### Directions for this task
Write the number of lines holding the word "Description", and nothing else.
________________________________________
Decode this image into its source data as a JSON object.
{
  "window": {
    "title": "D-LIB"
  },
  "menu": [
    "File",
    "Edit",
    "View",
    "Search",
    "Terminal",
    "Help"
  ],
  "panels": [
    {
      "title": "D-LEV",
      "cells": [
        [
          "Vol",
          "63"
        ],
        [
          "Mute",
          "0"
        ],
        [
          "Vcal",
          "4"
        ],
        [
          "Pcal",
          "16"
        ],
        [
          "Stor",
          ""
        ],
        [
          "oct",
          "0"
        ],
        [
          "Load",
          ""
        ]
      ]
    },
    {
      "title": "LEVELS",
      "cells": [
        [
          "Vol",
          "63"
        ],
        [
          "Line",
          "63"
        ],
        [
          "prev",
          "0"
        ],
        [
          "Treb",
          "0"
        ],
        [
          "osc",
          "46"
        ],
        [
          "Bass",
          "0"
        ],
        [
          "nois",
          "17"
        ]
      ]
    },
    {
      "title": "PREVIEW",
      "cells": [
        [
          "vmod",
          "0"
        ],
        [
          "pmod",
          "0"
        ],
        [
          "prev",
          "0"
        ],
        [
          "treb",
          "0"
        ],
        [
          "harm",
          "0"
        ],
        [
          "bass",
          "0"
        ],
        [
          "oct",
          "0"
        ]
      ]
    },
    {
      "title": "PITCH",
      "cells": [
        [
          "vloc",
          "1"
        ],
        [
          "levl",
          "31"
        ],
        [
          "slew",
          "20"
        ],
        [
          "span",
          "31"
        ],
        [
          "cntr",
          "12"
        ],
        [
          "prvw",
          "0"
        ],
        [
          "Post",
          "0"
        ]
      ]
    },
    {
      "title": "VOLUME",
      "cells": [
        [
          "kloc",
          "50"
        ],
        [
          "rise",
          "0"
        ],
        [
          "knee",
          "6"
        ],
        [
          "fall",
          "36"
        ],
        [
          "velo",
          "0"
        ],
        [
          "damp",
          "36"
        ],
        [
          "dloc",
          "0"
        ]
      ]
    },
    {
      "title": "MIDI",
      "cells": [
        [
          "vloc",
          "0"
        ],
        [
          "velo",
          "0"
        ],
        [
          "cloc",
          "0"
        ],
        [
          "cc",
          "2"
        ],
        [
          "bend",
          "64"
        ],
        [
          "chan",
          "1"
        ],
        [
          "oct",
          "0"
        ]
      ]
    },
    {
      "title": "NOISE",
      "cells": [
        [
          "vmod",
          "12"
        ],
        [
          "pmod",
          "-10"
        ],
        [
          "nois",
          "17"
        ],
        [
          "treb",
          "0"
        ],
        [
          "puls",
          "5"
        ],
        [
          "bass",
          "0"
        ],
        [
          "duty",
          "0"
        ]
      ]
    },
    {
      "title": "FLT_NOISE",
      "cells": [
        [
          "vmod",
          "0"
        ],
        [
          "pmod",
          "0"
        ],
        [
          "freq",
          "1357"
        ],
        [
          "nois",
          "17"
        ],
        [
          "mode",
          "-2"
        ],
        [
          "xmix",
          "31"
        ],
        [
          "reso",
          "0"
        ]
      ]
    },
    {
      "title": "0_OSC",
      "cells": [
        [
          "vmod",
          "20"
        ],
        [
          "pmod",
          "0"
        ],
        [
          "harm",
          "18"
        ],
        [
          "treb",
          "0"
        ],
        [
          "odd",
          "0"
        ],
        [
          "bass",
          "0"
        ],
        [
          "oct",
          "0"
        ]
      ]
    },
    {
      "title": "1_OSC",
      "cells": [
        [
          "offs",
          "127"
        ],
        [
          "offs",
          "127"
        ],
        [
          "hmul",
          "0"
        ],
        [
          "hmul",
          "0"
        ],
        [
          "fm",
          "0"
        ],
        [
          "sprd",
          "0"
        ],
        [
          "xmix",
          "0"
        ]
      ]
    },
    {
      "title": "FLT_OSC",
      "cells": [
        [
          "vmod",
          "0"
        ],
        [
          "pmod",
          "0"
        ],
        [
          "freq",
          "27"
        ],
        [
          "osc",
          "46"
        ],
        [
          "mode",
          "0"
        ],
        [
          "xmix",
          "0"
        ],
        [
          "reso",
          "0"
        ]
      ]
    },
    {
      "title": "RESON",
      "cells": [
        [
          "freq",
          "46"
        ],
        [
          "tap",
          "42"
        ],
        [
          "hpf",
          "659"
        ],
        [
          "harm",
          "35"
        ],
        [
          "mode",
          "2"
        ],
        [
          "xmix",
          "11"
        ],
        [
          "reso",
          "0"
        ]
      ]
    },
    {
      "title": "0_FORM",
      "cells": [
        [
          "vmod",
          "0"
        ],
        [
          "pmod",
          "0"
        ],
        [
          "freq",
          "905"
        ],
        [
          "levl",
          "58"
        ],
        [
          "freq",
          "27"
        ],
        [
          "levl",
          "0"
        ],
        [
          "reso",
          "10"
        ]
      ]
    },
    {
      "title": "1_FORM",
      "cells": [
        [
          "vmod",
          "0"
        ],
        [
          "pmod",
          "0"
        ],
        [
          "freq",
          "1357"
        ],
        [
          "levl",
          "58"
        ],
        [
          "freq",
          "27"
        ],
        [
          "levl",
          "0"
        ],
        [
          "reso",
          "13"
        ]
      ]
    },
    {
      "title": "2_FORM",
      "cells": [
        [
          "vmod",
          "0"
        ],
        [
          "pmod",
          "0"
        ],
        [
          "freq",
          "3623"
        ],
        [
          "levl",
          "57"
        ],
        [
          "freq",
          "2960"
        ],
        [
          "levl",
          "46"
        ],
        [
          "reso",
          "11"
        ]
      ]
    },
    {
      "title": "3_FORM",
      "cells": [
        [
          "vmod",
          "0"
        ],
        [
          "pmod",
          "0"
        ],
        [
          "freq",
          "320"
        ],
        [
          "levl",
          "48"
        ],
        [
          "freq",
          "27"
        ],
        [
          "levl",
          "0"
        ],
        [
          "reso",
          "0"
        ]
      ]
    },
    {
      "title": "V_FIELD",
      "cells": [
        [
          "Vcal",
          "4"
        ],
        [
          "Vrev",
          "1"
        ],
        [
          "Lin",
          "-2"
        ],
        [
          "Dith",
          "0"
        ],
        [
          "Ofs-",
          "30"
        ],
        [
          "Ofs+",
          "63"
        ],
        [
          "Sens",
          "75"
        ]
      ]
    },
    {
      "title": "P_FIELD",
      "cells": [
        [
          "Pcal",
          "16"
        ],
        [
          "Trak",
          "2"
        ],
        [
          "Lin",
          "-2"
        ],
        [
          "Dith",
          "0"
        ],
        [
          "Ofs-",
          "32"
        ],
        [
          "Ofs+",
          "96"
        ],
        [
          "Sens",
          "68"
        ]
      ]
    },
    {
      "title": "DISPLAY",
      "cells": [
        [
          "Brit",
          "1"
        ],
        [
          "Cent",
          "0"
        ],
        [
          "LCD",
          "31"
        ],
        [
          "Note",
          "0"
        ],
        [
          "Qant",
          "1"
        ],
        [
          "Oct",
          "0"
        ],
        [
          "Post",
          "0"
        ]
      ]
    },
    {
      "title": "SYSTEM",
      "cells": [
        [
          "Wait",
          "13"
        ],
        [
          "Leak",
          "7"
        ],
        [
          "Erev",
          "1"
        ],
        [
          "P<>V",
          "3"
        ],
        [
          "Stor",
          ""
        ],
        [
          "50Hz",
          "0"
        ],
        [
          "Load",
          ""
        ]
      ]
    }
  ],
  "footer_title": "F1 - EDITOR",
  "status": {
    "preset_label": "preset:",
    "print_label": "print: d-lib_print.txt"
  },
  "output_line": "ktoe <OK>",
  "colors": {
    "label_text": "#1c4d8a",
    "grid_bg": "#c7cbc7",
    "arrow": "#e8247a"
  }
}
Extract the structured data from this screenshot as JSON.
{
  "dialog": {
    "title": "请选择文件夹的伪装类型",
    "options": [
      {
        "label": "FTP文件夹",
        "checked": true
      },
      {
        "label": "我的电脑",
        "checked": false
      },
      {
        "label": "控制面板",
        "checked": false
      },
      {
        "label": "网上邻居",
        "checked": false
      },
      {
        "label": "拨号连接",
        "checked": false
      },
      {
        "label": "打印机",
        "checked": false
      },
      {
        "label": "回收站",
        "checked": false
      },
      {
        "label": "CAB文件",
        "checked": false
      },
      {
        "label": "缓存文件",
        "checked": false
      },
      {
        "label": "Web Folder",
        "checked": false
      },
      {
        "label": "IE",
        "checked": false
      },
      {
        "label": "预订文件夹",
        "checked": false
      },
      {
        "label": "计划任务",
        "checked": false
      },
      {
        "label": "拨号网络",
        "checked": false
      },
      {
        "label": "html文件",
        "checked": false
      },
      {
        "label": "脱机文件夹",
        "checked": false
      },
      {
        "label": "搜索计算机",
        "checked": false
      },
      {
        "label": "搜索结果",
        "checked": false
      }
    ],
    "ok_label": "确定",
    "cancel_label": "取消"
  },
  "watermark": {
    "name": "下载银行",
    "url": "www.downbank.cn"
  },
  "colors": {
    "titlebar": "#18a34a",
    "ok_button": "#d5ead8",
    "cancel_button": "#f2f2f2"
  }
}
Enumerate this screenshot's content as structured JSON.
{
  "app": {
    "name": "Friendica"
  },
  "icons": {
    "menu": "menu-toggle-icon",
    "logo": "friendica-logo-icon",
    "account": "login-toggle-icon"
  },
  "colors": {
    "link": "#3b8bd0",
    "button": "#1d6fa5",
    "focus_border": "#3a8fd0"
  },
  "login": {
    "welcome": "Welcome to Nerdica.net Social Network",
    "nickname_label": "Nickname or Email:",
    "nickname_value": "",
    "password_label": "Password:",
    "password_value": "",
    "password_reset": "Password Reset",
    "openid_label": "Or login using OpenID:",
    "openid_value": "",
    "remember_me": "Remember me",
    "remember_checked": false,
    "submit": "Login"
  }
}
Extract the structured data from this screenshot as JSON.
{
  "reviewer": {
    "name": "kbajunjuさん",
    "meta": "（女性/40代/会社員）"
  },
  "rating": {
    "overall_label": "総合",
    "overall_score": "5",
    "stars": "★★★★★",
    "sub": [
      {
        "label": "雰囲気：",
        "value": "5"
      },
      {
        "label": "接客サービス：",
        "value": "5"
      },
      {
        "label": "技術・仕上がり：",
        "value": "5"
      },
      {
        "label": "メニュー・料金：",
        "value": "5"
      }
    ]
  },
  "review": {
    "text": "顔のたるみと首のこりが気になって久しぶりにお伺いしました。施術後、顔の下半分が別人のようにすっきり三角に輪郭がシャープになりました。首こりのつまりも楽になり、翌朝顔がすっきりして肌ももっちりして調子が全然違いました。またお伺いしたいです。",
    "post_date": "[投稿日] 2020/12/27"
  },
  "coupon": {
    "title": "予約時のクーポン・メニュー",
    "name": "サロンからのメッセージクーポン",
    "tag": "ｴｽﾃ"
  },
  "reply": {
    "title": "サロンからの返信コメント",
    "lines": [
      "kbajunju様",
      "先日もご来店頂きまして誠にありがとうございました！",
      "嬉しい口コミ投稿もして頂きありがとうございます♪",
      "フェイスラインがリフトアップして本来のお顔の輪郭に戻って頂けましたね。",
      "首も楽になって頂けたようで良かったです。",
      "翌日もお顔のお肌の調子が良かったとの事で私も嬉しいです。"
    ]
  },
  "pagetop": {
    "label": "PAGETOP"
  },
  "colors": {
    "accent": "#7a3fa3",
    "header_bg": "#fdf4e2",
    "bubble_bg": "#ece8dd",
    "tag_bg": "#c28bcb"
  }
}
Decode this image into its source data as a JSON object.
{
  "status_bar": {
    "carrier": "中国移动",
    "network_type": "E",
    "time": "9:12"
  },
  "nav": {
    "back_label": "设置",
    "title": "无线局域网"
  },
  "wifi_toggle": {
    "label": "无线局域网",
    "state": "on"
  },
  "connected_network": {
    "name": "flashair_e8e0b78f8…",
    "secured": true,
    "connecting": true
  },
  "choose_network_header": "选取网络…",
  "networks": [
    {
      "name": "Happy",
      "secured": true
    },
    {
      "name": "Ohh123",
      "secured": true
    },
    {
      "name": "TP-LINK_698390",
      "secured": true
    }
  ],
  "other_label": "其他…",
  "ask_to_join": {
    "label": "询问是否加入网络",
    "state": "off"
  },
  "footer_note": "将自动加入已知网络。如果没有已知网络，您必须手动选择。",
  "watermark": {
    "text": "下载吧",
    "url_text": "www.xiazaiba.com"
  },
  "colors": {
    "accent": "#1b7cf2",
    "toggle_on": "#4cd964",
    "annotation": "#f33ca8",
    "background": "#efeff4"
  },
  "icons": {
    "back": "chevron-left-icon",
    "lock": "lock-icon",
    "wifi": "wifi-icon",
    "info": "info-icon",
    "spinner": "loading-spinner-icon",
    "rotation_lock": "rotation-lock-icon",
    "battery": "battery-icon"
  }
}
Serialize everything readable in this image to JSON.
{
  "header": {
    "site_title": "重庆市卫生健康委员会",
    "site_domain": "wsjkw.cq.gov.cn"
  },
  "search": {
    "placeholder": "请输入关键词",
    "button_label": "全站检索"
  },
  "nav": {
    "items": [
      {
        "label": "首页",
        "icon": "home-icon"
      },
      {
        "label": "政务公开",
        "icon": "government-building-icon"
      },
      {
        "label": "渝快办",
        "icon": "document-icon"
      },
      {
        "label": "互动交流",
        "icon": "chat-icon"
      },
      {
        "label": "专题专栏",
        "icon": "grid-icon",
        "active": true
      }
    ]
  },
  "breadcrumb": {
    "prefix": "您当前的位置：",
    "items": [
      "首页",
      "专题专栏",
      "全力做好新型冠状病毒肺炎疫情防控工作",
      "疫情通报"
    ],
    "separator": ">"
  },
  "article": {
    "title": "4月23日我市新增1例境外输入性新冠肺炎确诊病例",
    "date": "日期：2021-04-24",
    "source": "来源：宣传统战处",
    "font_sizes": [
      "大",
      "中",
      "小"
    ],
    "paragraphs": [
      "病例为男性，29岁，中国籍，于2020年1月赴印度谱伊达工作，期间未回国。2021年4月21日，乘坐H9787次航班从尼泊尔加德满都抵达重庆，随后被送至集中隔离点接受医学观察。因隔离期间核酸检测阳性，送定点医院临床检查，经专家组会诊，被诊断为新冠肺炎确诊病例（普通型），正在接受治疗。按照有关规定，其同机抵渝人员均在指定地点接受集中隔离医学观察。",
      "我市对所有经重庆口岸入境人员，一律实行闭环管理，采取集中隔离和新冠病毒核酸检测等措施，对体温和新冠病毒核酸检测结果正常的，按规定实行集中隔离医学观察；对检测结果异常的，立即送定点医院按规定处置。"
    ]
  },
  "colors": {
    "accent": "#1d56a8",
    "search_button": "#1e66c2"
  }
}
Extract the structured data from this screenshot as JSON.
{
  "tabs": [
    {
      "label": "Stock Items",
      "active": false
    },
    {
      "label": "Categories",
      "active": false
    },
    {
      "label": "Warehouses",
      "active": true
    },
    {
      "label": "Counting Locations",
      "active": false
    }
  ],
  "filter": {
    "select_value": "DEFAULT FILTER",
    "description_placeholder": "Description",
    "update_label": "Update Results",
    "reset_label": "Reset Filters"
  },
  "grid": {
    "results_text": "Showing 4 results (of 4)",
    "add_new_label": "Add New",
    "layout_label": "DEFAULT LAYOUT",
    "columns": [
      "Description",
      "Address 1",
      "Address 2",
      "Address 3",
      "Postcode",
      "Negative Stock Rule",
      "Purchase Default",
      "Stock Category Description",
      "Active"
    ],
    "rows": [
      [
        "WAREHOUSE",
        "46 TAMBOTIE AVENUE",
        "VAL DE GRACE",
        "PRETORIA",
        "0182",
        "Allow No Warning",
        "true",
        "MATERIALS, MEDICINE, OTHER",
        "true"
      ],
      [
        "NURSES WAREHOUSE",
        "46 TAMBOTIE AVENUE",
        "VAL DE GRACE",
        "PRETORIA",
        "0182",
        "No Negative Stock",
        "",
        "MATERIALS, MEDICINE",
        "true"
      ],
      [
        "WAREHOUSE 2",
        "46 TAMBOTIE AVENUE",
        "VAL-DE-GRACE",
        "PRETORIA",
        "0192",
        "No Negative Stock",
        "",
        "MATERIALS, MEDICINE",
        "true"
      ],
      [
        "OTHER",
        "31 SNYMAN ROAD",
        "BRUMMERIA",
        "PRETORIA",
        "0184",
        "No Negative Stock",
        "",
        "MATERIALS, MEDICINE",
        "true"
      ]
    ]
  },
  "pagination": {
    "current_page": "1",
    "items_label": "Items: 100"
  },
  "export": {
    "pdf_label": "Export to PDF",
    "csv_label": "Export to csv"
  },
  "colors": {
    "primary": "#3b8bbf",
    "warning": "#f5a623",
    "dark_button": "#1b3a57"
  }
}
________________________________________
### Answer to the problem
3